What you need to do: Your task is to print all of the data word for word.

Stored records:
- - -

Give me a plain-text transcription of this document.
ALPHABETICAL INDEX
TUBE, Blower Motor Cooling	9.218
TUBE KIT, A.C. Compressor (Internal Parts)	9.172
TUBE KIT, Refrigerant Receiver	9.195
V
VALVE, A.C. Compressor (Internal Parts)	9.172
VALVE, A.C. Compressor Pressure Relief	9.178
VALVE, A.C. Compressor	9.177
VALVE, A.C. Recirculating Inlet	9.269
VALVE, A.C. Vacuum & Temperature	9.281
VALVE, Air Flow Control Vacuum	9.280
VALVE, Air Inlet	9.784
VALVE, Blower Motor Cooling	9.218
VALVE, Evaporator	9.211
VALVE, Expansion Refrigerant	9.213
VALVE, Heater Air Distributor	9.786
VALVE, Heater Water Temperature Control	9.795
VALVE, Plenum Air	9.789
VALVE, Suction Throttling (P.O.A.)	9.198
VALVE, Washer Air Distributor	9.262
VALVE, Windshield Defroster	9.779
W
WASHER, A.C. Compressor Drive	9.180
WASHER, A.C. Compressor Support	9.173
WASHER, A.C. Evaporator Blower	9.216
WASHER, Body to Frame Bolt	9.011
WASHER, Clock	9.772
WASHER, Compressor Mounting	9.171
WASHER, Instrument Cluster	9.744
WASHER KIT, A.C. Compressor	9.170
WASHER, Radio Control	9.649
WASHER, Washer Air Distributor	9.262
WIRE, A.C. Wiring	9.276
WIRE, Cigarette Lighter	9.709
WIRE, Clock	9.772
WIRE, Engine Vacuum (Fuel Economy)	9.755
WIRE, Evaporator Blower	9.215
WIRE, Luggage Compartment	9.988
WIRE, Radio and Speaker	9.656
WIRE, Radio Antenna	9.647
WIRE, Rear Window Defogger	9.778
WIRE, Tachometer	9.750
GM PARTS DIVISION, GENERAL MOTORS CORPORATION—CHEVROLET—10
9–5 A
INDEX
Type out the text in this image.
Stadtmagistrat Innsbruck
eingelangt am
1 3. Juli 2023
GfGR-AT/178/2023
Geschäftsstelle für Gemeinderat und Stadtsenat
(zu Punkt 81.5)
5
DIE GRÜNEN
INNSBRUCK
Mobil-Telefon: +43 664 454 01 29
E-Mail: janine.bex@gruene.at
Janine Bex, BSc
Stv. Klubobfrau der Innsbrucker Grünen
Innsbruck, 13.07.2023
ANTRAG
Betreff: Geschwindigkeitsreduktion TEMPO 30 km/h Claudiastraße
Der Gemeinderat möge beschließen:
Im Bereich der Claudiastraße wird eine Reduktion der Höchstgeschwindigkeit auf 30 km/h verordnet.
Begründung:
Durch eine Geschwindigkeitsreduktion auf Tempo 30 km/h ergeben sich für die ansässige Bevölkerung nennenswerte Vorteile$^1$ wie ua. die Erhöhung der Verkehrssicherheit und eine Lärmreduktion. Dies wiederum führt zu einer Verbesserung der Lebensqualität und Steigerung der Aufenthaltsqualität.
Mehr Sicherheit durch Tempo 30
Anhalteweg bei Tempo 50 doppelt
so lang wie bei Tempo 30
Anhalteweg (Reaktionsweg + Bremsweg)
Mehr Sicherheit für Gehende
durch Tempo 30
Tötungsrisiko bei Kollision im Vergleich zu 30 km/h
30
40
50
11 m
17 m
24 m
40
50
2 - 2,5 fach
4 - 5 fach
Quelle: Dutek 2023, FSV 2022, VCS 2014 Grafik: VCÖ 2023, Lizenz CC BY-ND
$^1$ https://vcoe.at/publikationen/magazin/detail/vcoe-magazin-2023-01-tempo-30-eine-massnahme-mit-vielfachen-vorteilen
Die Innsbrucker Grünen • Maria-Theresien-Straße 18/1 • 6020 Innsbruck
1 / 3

- - -

Output:
Give me a plain-text transcription of this document.
ALPHABETICAL INDEX
TUBE, Blower Motor Cooling	9.218
TUBE KIT, A.C. Compressor (Internal Parts)	9.172
TUBE KIT, Refrigerant Receiver	9.195
V
VALVE, A.C. Compressor (Internal Parts)	9.172
VALVE, A.C. Compressor Pressure Relief	9.178
VALVE, A.C. Compressor	9.177
VALVE, A.C. Recirculating Inlet	9.269
VALVE, A.C. Vacuum & Temperature	9.281
VALVE, Air Flow Control Vacuum	9.280
VALVE, Air Inlet	9.784
VALVE, Blower Motor Cooling	9.218
VALVE, Evaporator	9.211
VALVE, Expansion Refrigerant	9.213
VALVE, Heater Air Distributor	9.786
VALVE, Heater Water Temperature Control	9.795
VALVE, Plenum Air	9.789
VALVE, Suction Throttling (P.O.A.)	9.198
VALVE, Washer Air Distributor	9.262
VALVE, Windshield Defroster	9.779
W
WASHER, A.C. Compressor Drive	9.180
WASHER, A.C. Compressor Support	9.173
WASHER, A.C. Evaporator Blower	9.216
WASHER, Body to Frame Bolt	9.011
WASHER, Clock	9.772
WASHER, Compressor Mounting	9.171
WASHER, Instrument Cluster	9.744
WASHER KIT, A.C. Compressor	9.170
WASHER, Radio Control	9.649
WASHER, Washer Air Distributor	9.262
WIRE, A.C. Wiring	9.276
WIRE, Cigarette Lighter	9.709
WIRE, Clock	9.772
WIRE, Engine Vacuum (Fuel Economy)	9.755
WIRE, Evaporator Blower	9.215
WIRE, Luggage Compartment	9.988
WIRE, Radio and Speaker	9.656
WIRE, Radio Antenna	9.647
WIRE, Rear Window Defogger	9.778
WIRE, Tachometer	9.750
GM PARTS DIVISION, GENERAL MOTORS CORPORATION—CHEVROLET—10
9–5 A
INDEX
Type out the text in this image.
Stadtmagistrat Innsbruck
eingelangt am
1 3. Juli 2023
GfGR-AT/178/2023
Geschäftsstelle für Gemeinderat und Stadtsenat
(zu Punkt 81.5)
5
DIE GRÜNEN
INNSBRUCK
Mobil-Telefon: +43 664 454 01 29
E-Mail: janine.bex@gruene.at
Janine Bex, BSc
Stv. Klubobfrau der Innsbrucker Grünen
Innsbruck, 13.07.2023
ANTRAG
Betreff: Geschwindigkeitsreduktion TEMPO 30 km/h Claudiastraße
Der Gemeinderat möge beschließen:
Im Bereich der Claudiastraße wird eine Reduktion der Höchstgeschwindigkeit auf 30 km/h verordnet.
Begründung:
Durch eine Geschwindigkeitsreduktion auf Tempo 30 km/h ergeben sich für die ansässige Bevölkerung nennenswerte Vorteile$^1$ wie ua. die Erhöhung der Verkehrssicherheit und eine Lärmreduktion. Dies wiederum führt zu einer Verbesserung der Lebensqualität und Steigerung der Aufenthaltsqualität.
Mehr Sicherheit durch Tempo 30
Anhalteweg bei Tempo 50 doppelt
so lang wie bei Tempo 30
Anhalteweg (Reaktionsweg + Bremsweg)
Mehr Sicherheit für Gehende
durch Tempo 30
Tötungsrisiko bei Kollision im Vergleich zu 30 km/h
30
40
50
11 m
17 m
24 m
40
50
2 - 2,5 fach
4 - 5 fach
Quelle: Dutek 2023, FSV 2022, VCS 2014 Grafik: VCÖ 2023, Lizenz CC BY-ND
$^1$ https://vcoe.at/publikationen/magazin/detail/vcoe-magazin-2023-01-tempo-30-eine-massnahme-mit-vielfachen-vorteilen
Die Innsbrucker Grünen • Maria-Theresien-Straße 18/1 • 6020 Innsbruck
1 / 3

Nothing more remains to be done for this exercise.